TASK DETAILS -
Scan the records below. List lines holding "программа".

--- start of SUPPLIED DATA ---

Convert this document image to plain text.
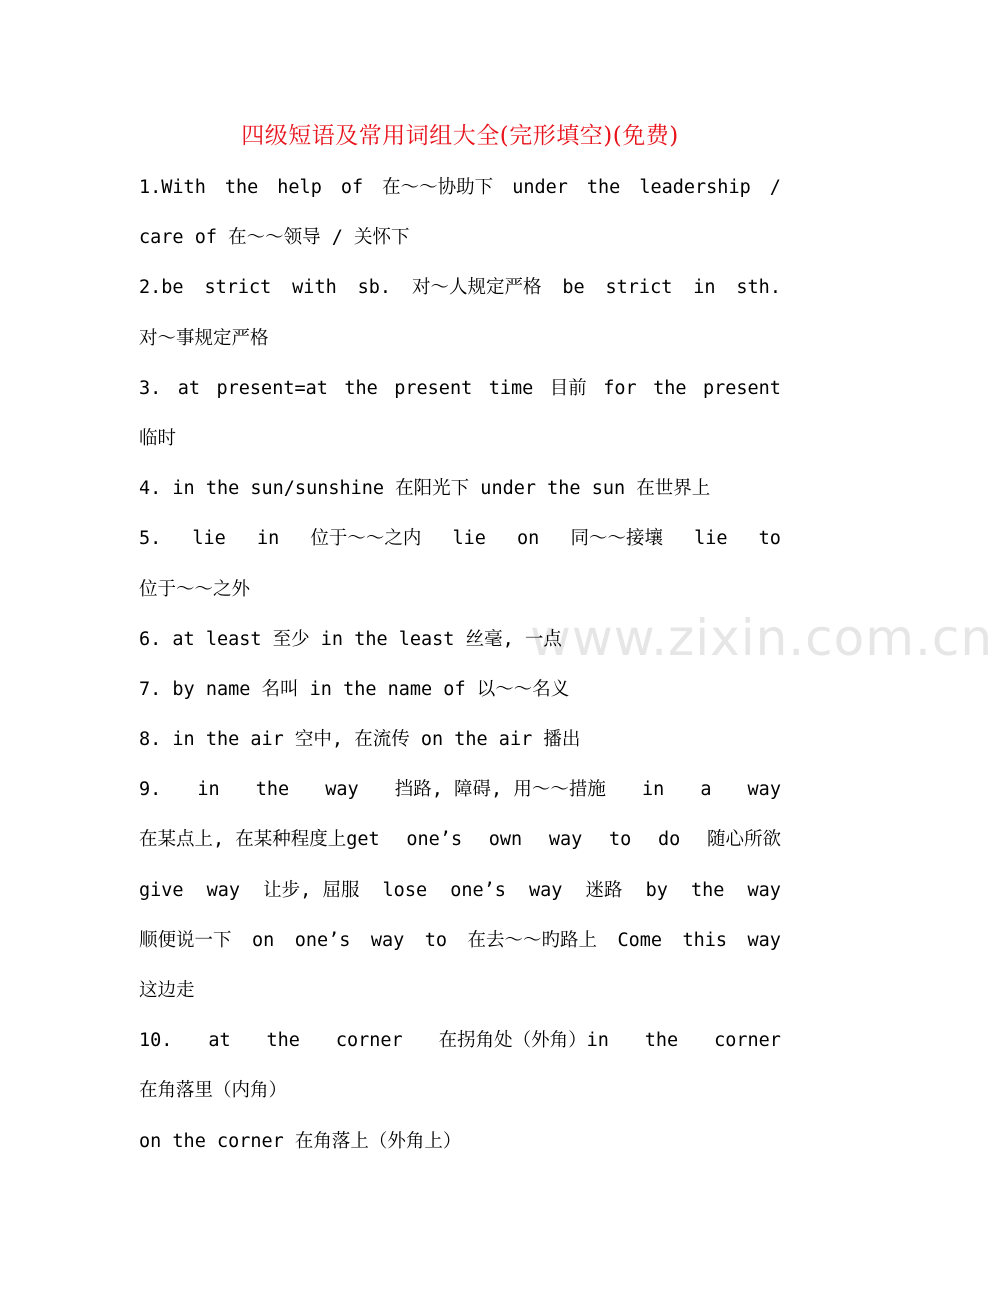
www.zixin.com.cn
四级短语及常用词组大全(完形填空)(免费)
1.With the help of 在～～协助下 under the leadership /
care of 在～～领导 / 关怀下
2.be strict with sb. 对～人规定严格 be strict in sth.
对～事规定严格
3. at present=at the present time 目前 for the present
临时
4. in the sun/sunshine 在阳光下 under the sun 在世界上
5. lie in 位于～～之内 lie on 同～～接壤 lie to
位于～～之外
6. at least 至少 in the least 丝毫, 一点
7. by name 名叫 in the name of 以～～名义
8. in the air 空中, 在流传 on the air 播出
9. in the way 挡路, 障碍, 用～～措施 in a way
在某点上, 在某种程度上get one’s own way to do 随心所欲
give way 让步, 屈服 lose one’s way 迷路 by the way
顺便说一下 on one’s way to 在去～～旳路上 Come this way
这边走
10. at the corner 在拐角处（外角）in the corner
在角落里（内角）
on the corner 在角落上（外角上）
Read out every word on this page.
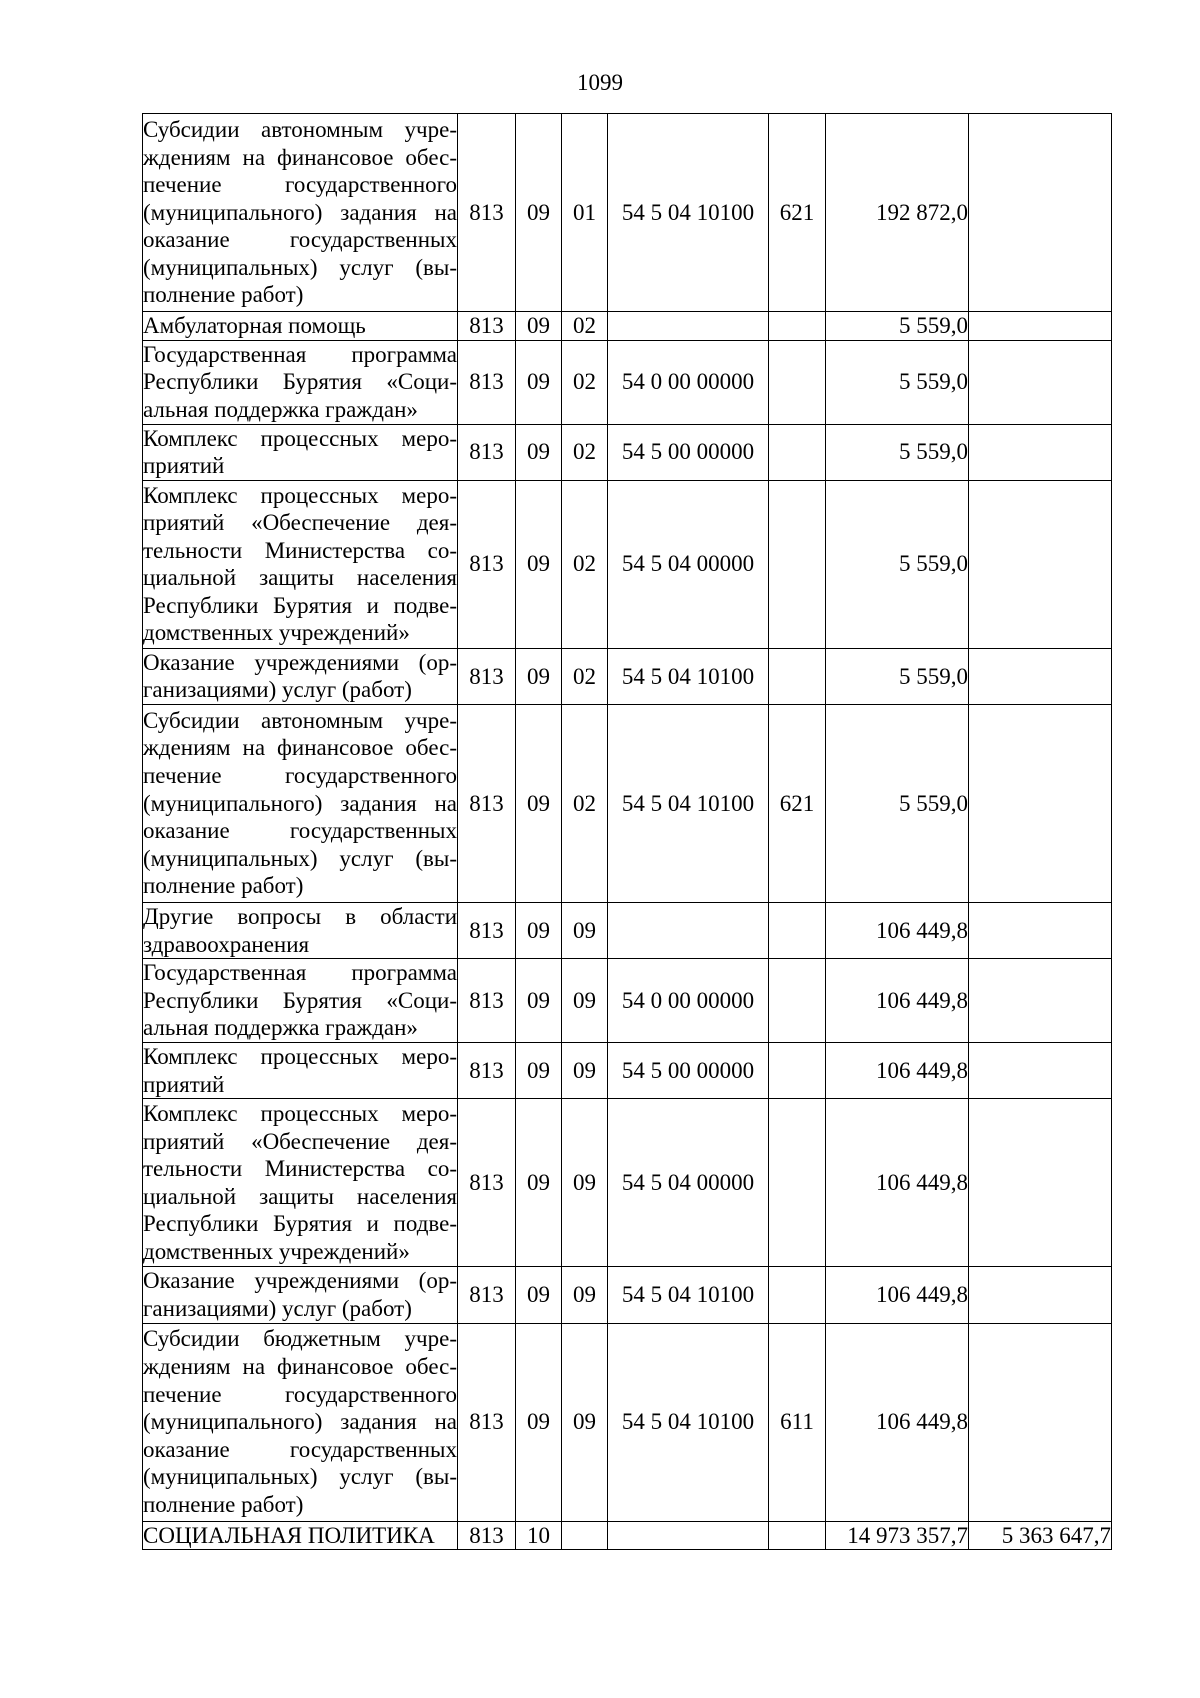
1099
Субсидии автономным учреждениям на финансовое обеспечение государственного (муниципального) задания на оказание государственных (муниципальных) услуг (выполнение работ)	813	09	01	54 5 04 10100	621	192 872,0	
Амбулаторная помощь	813	09	02			5 559,0	
Государственная программа Республики Бурятия «Социальная поддержка граждан»	813	09	02	54 0 00 00000		5 559,0	
Комплекс процессных мероприятий	813	09	02	54 5 00 00000		5 559,0	
Комплекс процессных мероприятий «Обеспечение деятельности Министерства социальной защиты населения Республики Бурятия и подведомственных учреждений»	813	09	02	54 5 04 00000		5 559,0	
Оказание учреждениями (организациями) услуг (работ)	813	09	02	54 5 04 10100		5 559,0	
Субсидии автономным учреждениям на финансовое обеспечение государственного (муниципального) задания на оказание государственных (муниципальных) услуг (выполнение работ)	813	09	02	54 5 04 10100	621	5 559,0	
Другие вопросы в области здравоохранения	813	09	09			106 449,8	
Государственная программа Республики Бурятия «Социальная поддержка граждан»	813	09	09	54 0 00 00000		106 449,8	
Комплекс процессных мероприятий	813	09	09	54 5 00 00000		106 449,8	
Комплекс процессных мероприятий «Обеспечение деятельности Министерства социальной защиты населения Республики Бурятия и подведомственных учреждений»	813	09	09	54 5 04 00000		106 449,8	
Оказание учреждениями (организациями) услуг (работ)	813	09	09	54 5 04 10100		106 449,8	
Субсидии бюджетным учреждениям на финансовое обеспечение государственного (муниципального) задания на оказание государственных (муниципальных) услуг (выполнение работ)	813	09	09	54 5 04 10100	611	106 449,8	
СОЦИАЛЬНАЯ ПОЛИТИКА	813	10				14 973 357,7	5 363 647,7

--- end of SUPPLIED DATA ---

FINISHED ANSWER -
Государственная программа Республики Бурятия «Социальная поддержка граждан»	813	09	02	54 0 00 00000		5 559,0	
Государственная программа Республики Бурятия «Социальная поддержка граждан»	813	09	09	54 0 00 00000		106 449,8	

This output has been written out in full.